» TASK GOAL
Omit the images. Copy each entry word for word.

Data listing:
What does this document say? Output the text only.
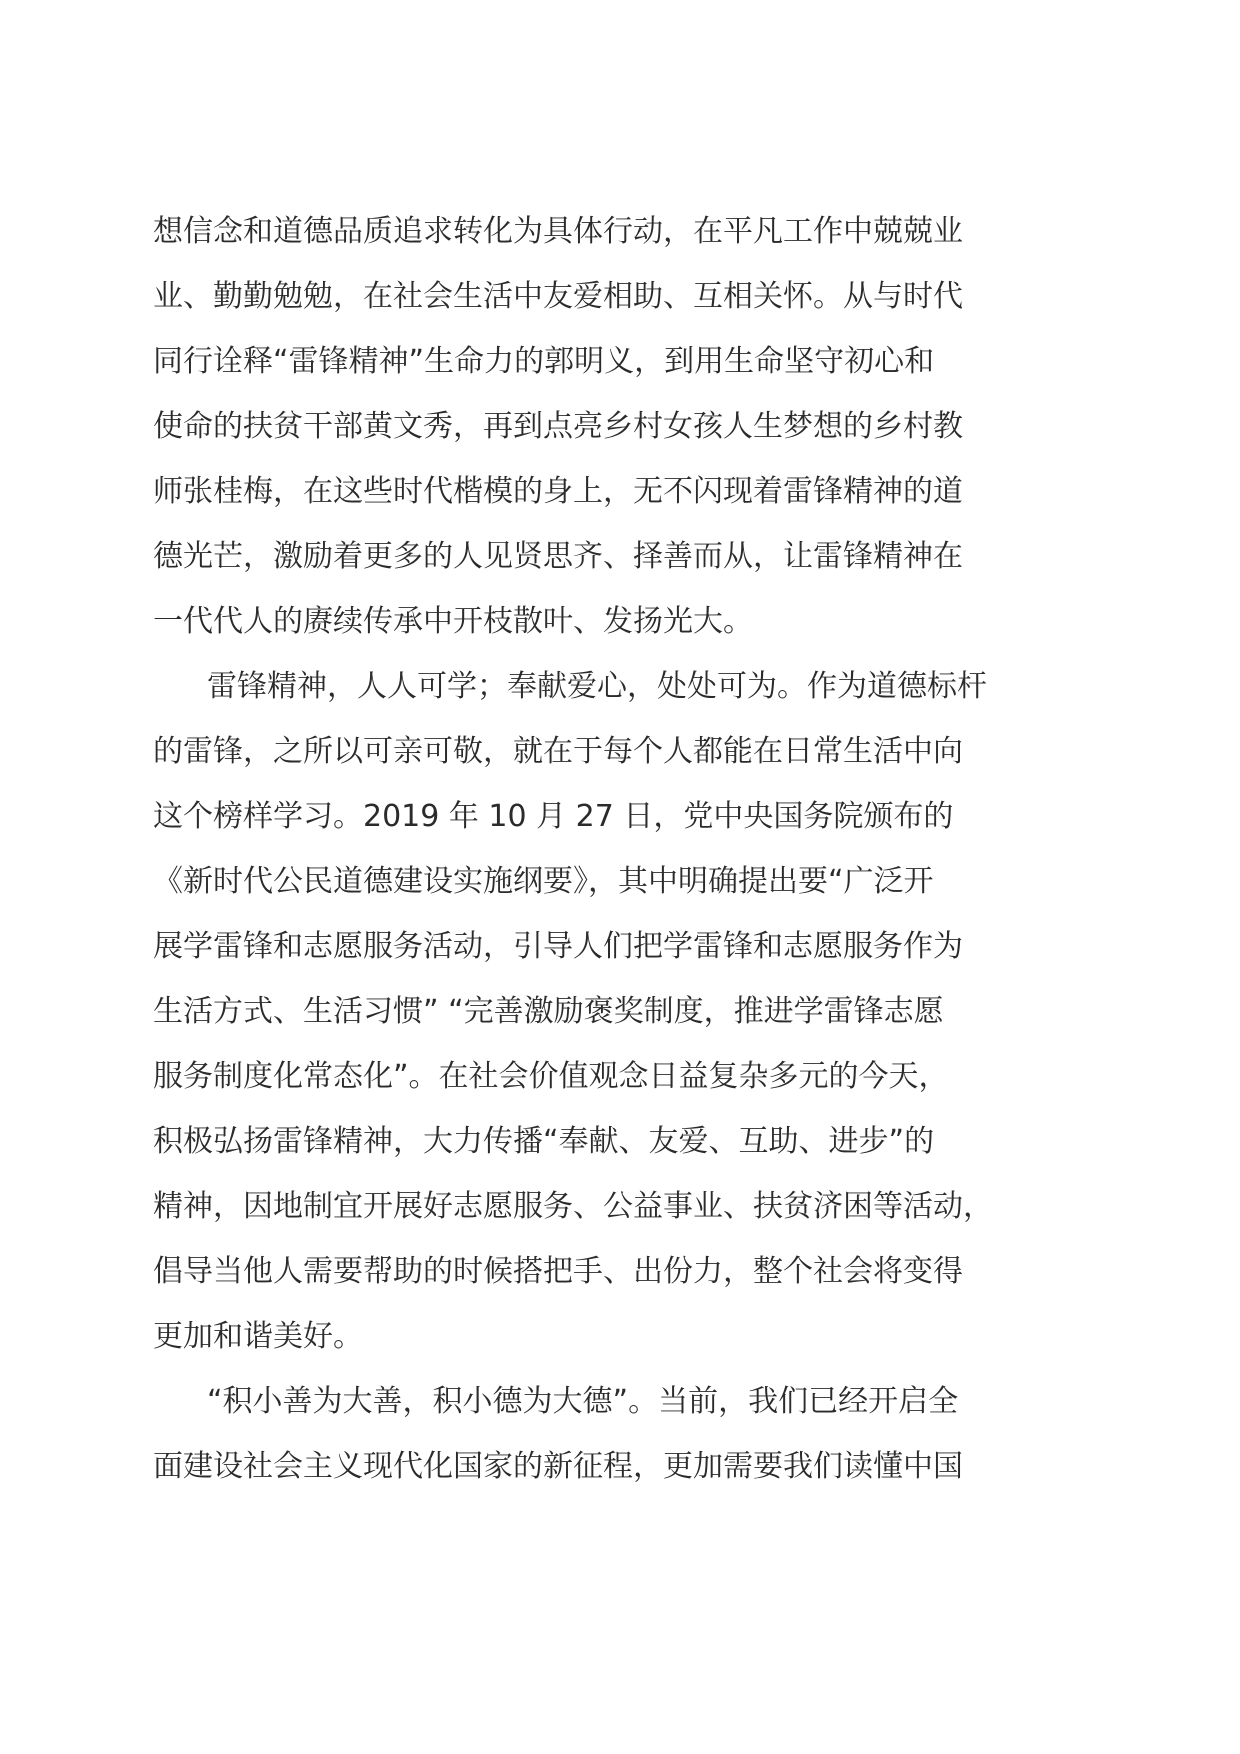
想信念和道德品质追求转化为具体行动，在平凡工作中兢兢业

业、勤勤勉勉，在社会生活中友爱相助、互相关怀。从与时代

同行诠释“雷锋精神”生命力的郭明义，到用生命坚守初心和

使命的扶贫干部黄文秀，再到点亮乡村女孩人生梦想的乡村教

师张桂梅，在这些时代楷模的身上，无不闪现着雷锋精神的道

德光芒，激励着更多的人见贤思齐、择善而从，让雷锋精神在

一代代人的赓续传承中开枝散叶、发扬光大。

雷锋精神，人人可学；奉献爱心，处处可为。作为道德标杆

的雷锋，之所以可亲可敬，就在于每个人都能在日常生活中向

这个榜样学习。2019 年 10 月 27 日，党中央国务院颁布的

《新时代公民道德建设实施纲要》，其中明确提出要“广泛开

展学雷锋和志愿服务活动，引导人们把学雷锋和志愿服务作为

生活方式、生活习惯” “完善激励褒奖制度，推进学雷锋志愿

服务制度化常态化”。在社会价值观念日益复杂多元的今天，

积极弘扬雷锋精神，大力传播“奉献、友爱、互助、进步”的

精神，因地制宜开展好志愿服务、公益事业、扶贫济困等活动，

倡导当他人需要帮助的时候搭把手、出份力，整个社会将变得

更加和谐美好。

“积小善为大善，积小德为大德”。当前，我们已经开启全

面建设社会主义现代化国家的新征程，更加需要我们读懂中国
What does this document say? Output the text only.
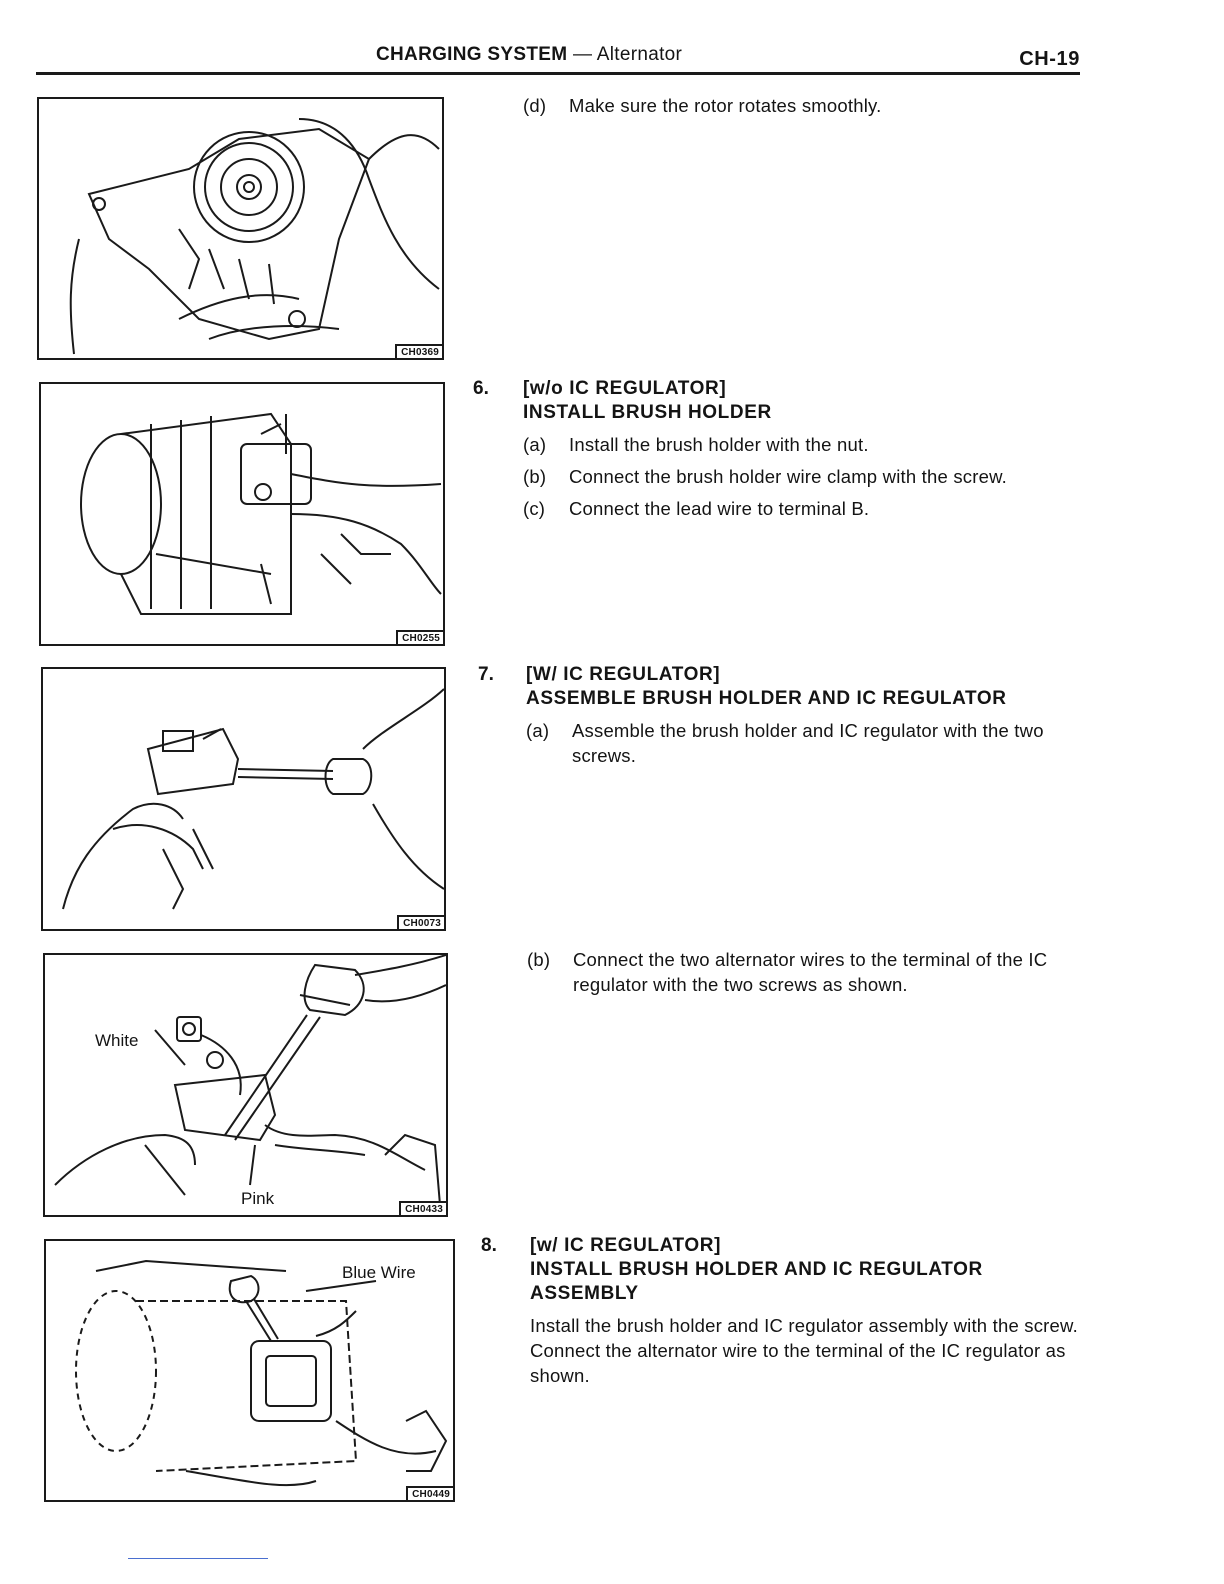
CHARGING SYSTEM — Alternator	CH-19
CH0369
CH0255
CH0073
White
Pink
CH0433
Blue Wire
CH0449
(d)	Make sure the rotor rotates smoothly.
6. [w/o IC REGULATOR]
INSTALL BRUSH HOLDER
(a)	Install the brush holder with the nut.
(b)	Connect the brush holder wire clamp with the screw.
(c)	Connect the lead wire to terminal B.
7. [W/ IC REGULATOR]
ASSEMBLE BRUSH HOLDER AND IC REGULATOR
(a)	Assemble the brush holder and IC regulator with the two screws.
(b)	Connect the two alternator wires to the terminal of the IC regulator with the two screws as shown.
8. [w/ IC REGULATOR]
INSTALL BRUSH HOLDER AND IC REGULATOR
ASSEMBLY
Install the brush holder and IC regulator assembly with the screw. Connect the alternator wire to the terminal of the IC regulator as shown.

» REPLY
What does this document say? Output the text only.
想信念和道德品质追求转化为具体行动，在平凡工作中兢兢业

业、勤勤勉勉，在社会生活中友爱相助、互相关怀。从与时代

同行诠释“雷锋精神”生命力的郭明义，到用生命坚守初心和

使命的扶贫干部黄文秀，再到点亮乡村女孩人生梦想的乡村教

师张桂梅，在这些时代楷模的身上，无不闪现着雷锋精神的道

德光芒，激励着更多的人见贤思齐、择善而从，让雷锋精神在

一代代人的赓续传承中开枝散叶、发扬光大。

雷锋精神，人人可学；奉献爱心，处处可为。作为道德标杆

的雷锋，之所以可亲可敬，就在于每个人都能在日常生活中向

这个榜样学习。2019 年 10 月 27 日，党中央国务院颁布的

《新时代公民道德建设实施纲要》，其中明确提出要“广泛开

展学雷锋和志愿服务活动，引导人们把学雷锋和志愿服务作为

生活方式、生活习惯” “完善激励褒奖制度，推进学雷锋志愿

服务制度化常态化”。在社会价值观念日益复杂多元的今天，

积极弘扬雷锋精神，大力传播“奉献、友爱、互助、进步”的

精神，因地制宜开展好志愿服务、公益事业、扶贫济困等活动，

倡导当他人需要帮助的时候搭把手、出份力，整个社会将变得

更加和谐美好。

“积小善为大善，积小德为大德”。当前，我们已经开启全

面建设社会主义现代化国家的新征程，更加需要我们读懂中国
What does this document say? Output the text only.
CHARGING SYSTEM — Alternator	CH-19
CH0369
CH0255
CH0073
White
Pink
CH0433
Blue Wire
CH0449
(d)	Make sure the rotor rotates smoothly.
6. [w/o IC REGULATOR]
INSTALL BRUSH HOLDER
(a)	Install the brush holder with the nut.
(b)	Connect the brush holder wire clamp with the screw.
(c)	Connect the lead wire to terminal B.
7. [W/ IC REGULATOR]
ASSEMBLE BRUSH HOLDER AND IC REGULATOR
(a)	Assemble the brush holder and IC regulator with the two screws.
(b)	Connect the two alternator wires to the terminal of the IC regulator with the two screws as shown.
8. [w/ IC REGULATOR]
INSTALL BRUSH HOLDER AND IC REGULATOR
ASSEMBLY
Install the brush holder and IC regulator assembly with the screw. Connect the alternator wire to the terminal of the IC regulator as shown.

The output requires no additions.